Input records -
Segment Open
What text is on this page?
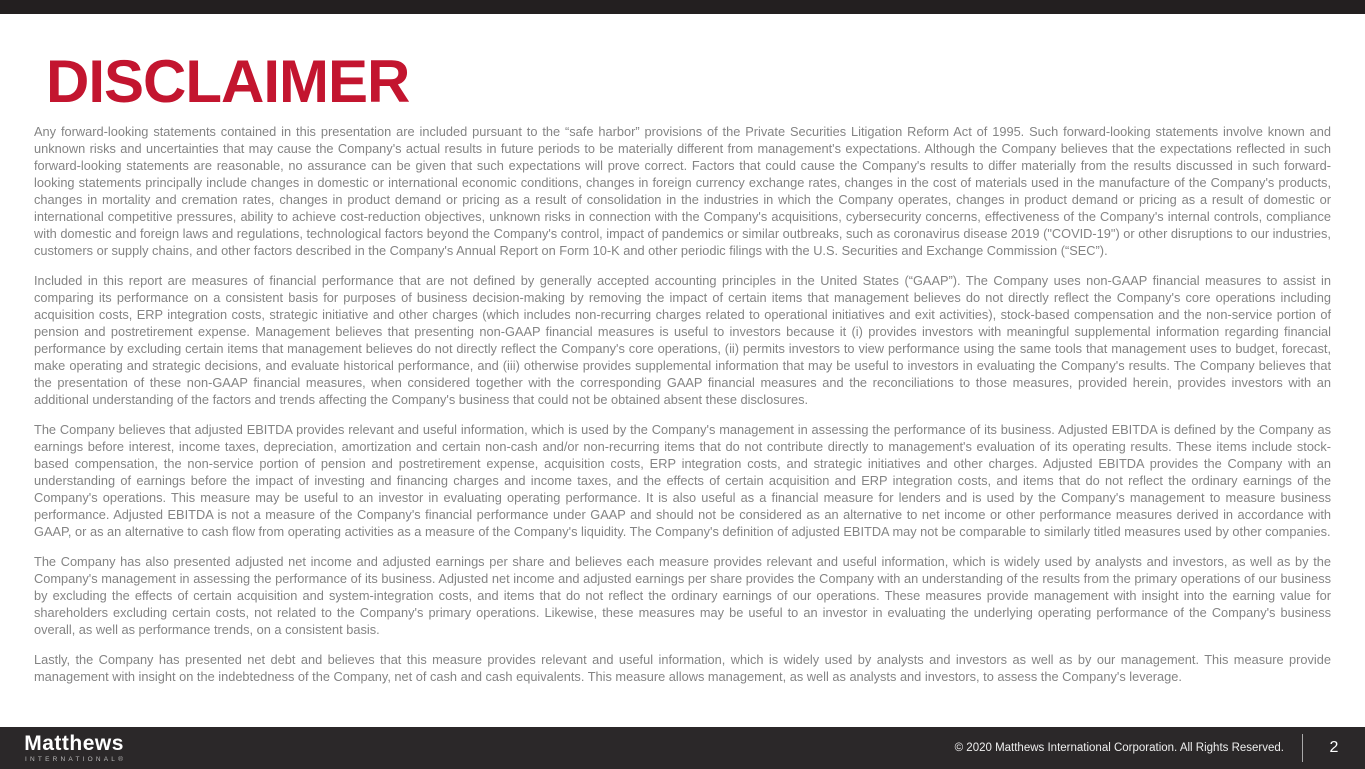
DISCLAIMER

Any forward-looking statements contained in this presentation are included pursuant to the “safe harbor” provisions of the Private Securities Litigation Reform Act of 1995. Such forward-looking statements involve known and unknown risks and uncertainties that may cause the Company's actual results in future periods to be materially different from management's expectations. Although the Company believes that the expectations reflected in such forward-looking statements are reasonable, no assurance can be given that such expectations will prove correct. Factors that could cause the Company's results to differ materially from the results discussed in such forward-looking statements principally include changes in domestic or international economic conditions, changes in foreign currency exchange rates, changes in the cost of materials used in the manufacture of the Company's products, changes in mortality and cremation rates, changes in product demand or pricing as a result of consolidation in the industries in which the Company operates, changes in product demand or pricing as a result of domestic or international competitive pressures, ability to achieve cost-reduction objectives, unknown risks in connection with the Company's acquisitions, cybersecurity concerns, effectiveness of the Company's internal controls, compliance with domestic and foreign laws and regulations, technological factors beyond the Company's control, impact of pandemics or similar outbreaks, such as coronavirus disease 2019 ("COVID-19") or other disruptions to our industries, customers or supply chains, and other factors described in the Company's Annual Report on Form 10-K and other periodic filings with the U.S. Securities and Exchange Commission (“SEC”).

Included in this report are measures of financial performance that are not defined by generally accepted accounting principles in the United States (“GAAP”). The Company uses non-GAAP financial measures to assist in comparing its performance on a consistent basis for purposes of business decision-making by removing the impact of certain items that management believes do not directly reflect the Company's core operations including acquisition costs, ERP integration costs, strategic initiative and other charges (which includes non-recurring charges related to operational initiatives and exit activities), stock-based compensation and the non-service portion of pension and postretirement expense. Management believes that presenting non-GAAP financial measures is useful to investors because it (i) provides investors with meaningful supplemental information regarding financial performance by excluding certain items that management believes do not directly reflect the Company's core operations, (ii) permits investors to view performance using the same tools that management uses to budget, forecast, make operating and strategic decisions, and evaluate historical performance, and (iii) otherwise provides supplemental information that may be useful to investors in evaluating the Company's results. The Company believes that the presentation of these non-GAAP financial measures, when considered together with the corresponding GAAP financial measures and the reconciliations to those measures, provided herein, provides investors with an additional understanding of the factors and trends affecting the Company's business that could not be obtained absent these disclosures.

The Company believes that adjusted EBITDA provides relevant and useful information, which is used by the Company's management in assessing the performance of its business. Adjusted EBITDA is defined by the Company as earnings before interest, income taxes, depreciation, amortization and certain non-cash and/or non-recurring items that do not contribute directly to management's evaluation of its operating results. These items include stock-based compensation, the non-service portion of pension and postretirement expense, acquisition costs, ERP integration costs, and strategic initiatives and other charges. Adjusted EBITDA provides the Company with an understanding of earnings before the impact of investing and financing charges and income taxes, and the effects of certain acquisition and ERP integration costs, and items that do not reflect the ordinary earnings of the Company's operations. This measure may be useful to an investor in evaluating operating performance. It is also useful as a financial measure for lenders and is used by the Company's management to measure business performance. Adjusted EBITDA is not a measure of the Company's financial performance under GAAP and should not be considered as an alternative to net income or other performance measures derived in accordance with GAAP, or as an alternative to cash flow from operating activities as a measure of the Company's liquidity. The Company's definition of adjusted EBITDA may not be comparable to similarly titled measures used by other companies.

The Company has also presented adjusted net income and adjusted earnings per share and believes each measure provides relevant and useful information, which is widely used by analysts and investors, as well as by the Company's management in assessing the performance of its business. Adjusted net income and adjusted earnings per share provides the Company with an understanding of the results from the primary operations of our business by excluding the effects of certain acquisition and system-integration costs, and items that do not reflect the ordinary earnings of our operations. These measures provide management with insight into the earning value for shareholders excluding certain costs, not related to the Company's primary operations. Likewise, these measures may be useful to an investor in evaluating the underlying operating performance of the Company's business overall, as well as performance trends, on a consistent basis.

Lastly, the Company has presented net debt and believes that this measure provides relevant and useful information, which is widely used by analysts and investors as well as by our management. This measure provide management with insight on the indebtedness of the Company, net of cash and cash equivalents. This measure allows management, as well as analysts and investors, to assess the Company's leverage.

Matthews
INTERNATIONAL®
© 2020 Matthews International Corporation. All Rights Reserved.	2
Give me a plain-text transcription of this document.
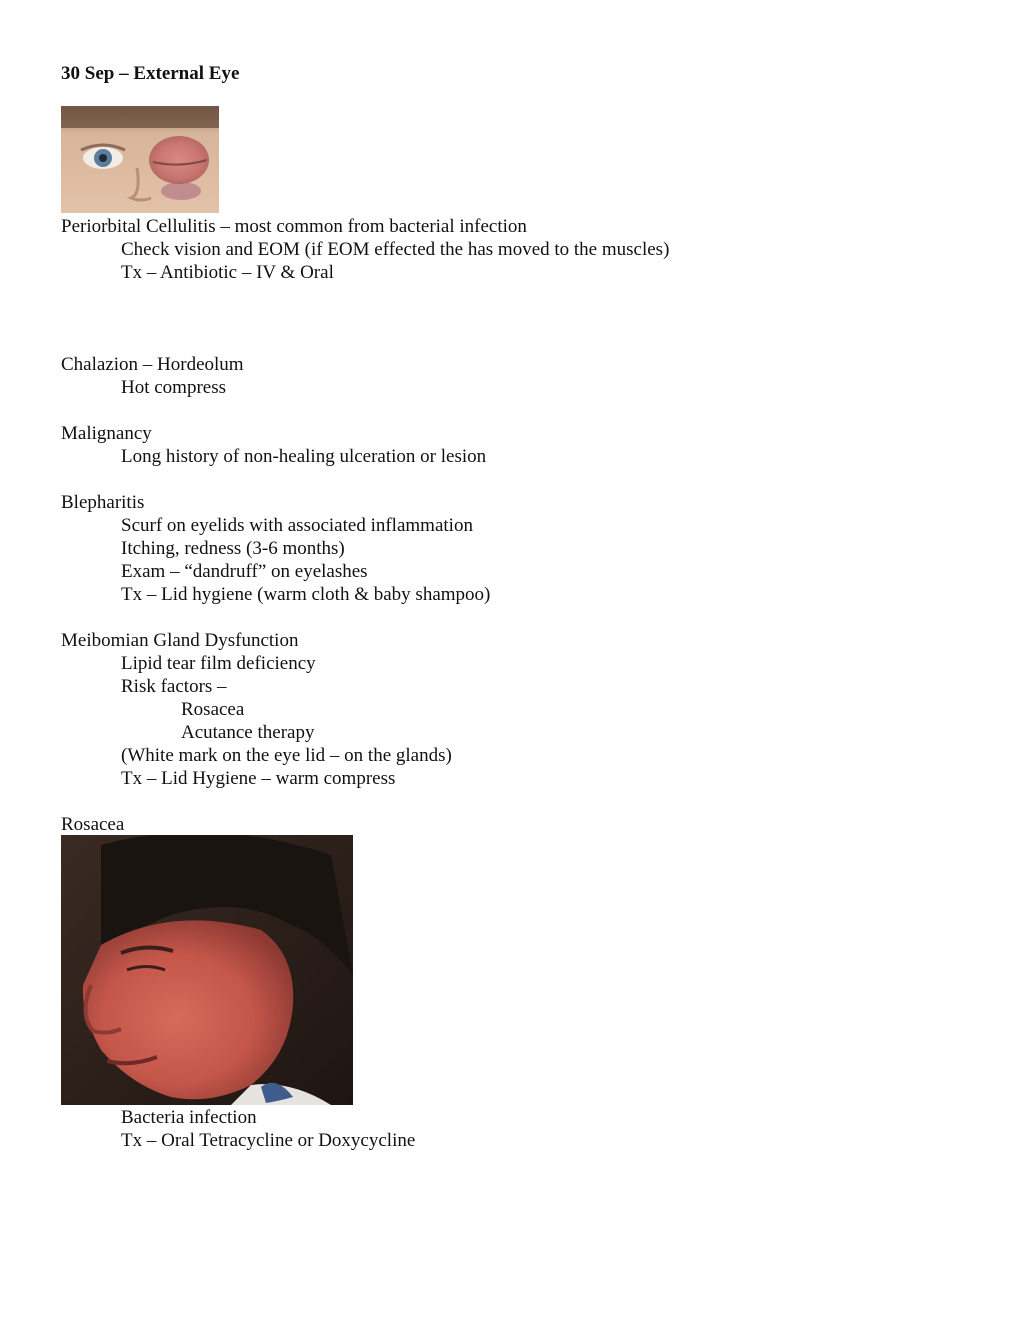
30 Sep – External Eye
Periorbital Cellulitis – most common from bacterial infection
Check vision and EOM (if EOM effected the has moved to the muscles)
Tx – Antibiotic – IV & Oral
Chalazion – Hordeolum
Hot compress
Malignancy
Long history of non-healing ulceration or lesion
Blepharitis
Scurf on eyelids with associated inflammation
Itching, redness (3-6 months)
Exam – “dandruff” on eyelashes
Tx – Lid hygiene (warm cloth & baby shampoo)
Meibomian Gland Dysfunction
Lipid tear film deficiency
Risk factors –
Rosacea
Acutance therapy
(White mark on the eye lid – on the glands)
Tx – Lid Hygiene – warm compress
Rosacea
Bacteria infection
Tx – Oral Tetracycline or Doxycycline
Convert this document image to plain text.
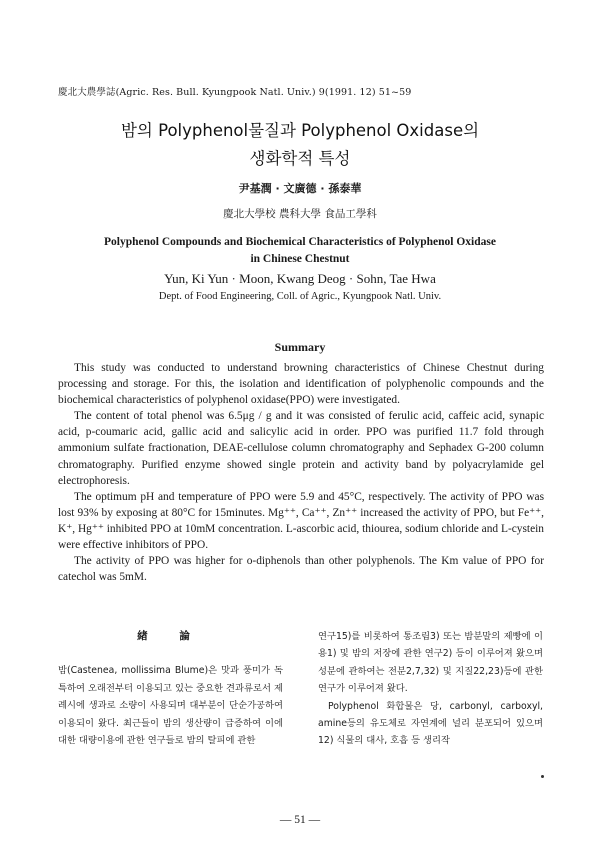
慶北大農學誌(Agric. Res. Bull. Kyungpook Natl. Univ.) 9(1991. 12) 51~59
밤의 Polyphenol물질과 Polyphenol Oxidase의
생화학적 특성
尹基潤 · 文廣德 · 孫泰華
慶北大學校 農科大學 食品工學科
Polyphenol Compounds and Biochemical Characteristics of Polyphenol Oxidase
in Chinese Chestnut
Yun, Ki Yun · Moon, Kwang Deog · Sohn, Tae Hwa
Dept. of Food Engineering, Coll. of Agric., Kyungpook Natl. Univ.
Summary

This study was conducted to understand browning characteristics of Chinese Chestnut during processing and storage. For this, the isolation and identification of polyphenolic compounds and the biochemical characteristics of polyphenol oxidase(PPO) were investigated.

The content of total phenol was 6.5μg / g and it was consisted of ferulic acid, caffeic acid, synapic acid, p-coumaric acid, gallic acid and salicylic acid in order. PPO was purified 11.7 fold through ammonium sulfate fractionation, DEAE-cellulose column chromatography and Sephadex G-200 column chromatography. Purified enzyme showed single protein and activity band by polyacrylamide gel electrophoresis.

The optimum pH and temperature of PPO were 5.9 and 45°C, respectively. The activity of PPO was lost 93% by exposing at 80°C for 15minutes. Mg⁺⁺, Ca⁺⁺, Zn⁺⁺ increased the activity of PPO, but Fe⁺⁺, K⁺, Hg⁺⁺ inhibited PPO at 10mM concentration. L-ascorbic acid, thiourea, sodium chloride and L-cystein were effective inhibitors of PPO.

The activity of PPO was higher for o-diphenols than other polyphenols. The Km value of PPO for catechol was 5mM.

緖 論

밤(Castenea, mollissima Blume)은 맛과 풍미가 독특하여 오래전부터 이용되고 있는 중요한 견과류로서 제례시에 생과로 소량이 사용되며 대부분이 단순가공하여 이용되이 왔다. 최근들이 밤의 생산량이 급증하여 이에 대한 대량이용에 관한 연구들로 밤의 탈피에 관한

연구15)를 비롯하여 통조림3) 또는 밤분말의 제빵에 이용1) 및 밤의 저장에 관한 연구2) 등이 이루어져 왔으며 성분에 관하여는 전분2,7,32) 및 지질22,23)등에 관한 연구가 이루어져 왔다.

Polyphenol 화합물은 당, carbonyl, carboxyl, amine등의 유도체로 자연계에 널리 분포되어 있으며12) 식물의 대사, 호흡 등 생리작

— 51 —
Segment Closed
What the task asks -
Restate the data word for word and exclude every picture.

Response area -
What text is on this page?
DISCLAIMER

Any forward-looking statements contained in this presentation are included pursuant to the “safe harbor” provisions of the Private Securities Litigation Reform Act of 1995. Such forward-looking statements involve known and unknown risks and uncertainties that may cause the Company's actual results in future periods to be materially different from management's expectations. Although the Company believes that the expectations reflected in such forward-looking statements are reasonable, no assurance can be given that such expectations will prove correct. Factors that could cause the Company's results to differ materially from the results discussed in such forward-looking statements principally include changes in domestic or international economic conditions, changes in foreign currency exchange rates, changes in the cost of materials used in the manufacture of the Company's products, changes in mortality and cremation rates, changes in product demand or pricing as a result of consolidation in the industries in which the Company operates, changes in product demand or pricing as a result of domestic or international competitive pressures, ability to achieve cost-reduction objectives, unknown risks in connection with the Company's acquisitions, cybersecurity concerns, effectiveness of the Company's internal controls, compliance with domestic and foreign laws and regulations, technological factors beyond the Company's control, impact of pandemics or similar outbreaks, such as coronavirus disease 2019 ("COVID-19") or other disruptions to our industries, customers or supply chains, and other factors described in the Company's Annual Report on Form 10-K and other periodic filings with the U.S. Securities and Exchange Commission (“SEC”).

Included in this report are measures of financial performance that are not defined by generally accepted accounting principles in the United States (“GAAP”). The Company uses non-GAAP financial measures to assist in comparing its performance on a consistent basis for purposes of business decision-making by removing the impact of certain items that management believes do not directly reflect the Company's core operations including acquisition costs, ERP integration costs, strategic initiative and other charges (which includes non-recurring charges related to operational initiatives and exit activities), stock-based compensation and the non-service portion of pension and postretirement expense. Management believes that presenting non-GAAP financial measures is useful to investors because it (i) provides investors with meaningful supplemental information regarding financial performance by excluding certain items that management believes do not directly reflect the Company's core operations, (ii) permits investors to view performance using the same tools that management uses to budget, forecast, make operating and strategic decisions, and evaluate historical performance, and (iii) otherwise provides supplemental information that may be useful to investors in evaluating the Company's results. The Company believes that the presentation of these non-GAAP financial measures, when considered together with the corresponding GAAP financial measures and the reconciliations to those measures, provided herein, provides investors with an additional understanding of the factors and trends affecting the Company's business that could not be obtained absent these disclosures.

The Company believes that adjusted EBITDA provides relevant and useful information, which is used by the Company's management in assessing the performance of its business. Adjusted EBITDA is defined by the Company as earnings before interest, income taxes, depreciation, amortization and certain non-cash and/or non-recurring items that do not contribute directly to management's evaluation of its operating results. These items include stock-based compensation, the non-service portion of pension and postretirement expense, acquisition costs, ERP integration costs, and strategic initiatives and other charges. Adjusted EBITDA provides the Company with an understanding of earnings before the impact of investing and financing charges and income taxes, and the effects of certain acquisition and ERP integration costs, and items that do not reflect the ordinary earnings of the Company's operations. This measure may be useful to an investor in evaluating operating performance. It is also useful as a financial measure for lenders and is used by the Company's management to measure business performance. Adjusted EBITDA is not a measure of the Company's financial performance under GAAP and should not be considered as an alternative to net income or other performance measures derived in accordance with GAAP, or as an alternative to cash flow from operating activities as a measure of the Company's liquidity. The Company's definition of adjusted EBITDA may not be comparable to similarly titled measures used by other companies.

The Company has also presented adjusted net income and adjusted earnings per share and believes each measure provides relevant and useful information, which is widely used by analysts and investors, as well as by the Company's management in assessing the performance of its business. Adjusted net income and adjusted earnings per share provides the Company with an understanding of the results from the primary operations of our business by excluding the effects of certain acquisition and system-integration costs, and items that do not reflect the ordinary earnings of our operations. These measures provide management with insight into the earning value for shareholders excluding certain costs, not related to the Company's primary operations. Likewise, these measures may be useful to an investor in evaluating the underlying operating performance of the Company's business overall, as well as performance trends, on a consistent basis.

Lastly, the Company has presented net debt and believes that this measure provides relevant and useful information, which is widely used by analysts and investors as well as by our management. This measure provide management with insight on the indebtedness of the Company, net of cash and cash equivalents. This measure allows management, as well as analysts and investors, to assess the Company's leverage.

Matthews
INTERNATIONAL®
© 2020 Matthews International Corporation. All Rights Reserved.	2
Give me a plain-text transcription of this document.
30 Sep – External Eye
Periorbital Cellulitis – most common from bacterial infection
Check vision and EOM (if EOM effected the has moved to the muscles)
Tx – Antibiotic – IV & Oral
Chalazion – Hordeolum
Hot compress
Malignancy
Long history of non-healing ulceration or lesion
Blepharitis
Scurf on eyelids with associated inflammation
Itching, redness (3-6 months)
Exam – “dandruff” on eyelashes
Tx – Lid hygiene (warm cloth & baby shampoo)
Meibomian Gland Dysfunction
Lipid tear film deficiency
Risk factors –
Rosacea
Acutance therapy
(White mark on the eye lid – on the glands)
Tx – Lid Hygiene – warm compress
Rosacea
Bacteria infection
Tx – Oral Tetracycline or Doxycycline
Convert this document image to plain text.
慶北大農學誌(Agric. Res. Bull. Kyungpook Natl. Univ.) 9(1991. 12) 51~59
밤의 Polyphenol물질과 Polyphenol Oxidase의
생화학적 특성
尹基潤 · 文廣德 · 孫泰華
慶北大學校 農科大學 食品工學科
Polyphenol Compounds and Biochemical Characteristics of Polyphenol Oxidase
in Chinese Chestnut
Yun, Ki Yun · Moon, Kwang Deog · Sohn, Tae Hwa
Dept. of Food Engineering, Coll. of Agric., Kyungpook Natl. Univ.
Summary

This study was conducted to understand browning characteristics of Chinese Chestnut during processing and storage. For this, the isolation and identification of polyphenolic compounds and the biochemical characteristics of polyphenol oxidase(PPO) were investigated.

The content of total phenol was 6.5μg / g and it was consisted of ferulic acid, caffeic acid, synapic acid, p-coumaric acid, gallic acid and salicylic acid in order. PPO was purified 11.7 fold through ammonium sulfate fractionation, DEAE-cellulose column chromatography and Sephadex G-200 column chromatography. Purified enzyme showed single protein and activity band by polyacrylamide gel electrophoresis.

The optimum pH and temperature of PPO were 5.9 and 45°C, respectively. The activity of PPO was lost 93% by exposing at 80°C for 15minutes. Mg⁺⁺, Ca⁺⁺, Zn⁺⁺ increased the activity of PPO, but Fe⁺⁺, K⁺, Hg⁺⁺ inhibited PPO at 10mM concentration. L-ascorbic acid, thiourea, sodium chloride and L-cystein were effective inhibitors of PPO.

The activity of PPO was higher for o-diphenols than other polyphenols. The Km value of PPO for catechol was 5mM.

緖 論

밤(Castenea, mollissima Blume)은 맛과 풍미가 독특하여 오래전부터 이용되고 있는 중요한 견과류로서 제례시에 생과로 소량이 사용되며 대부분이 단순가공하여 이용되이 왔다. 최근들이 밤의 생산량이 급증하여 이에 대한 대량이용에 관한 연구들로 밤의 탈피에 관한

연구15)를 비롯하여 통조림3) 또는 밤분말의 제빵에 이용1) 및 밤의 저장에 관한 연구2) 등이 이루어져 왔으며 성분에 관하여는 전분2,7,32) 및 지질22,23)등에 관한 연구가 이루어져 왔다.

Polyphenol 화합물은 당, carbonyl, carboxyl, amine등의 유도체로 자연계에 널리 분포되어 있으며12) 식물의 대사, 호흡 등 생리작

— 51 —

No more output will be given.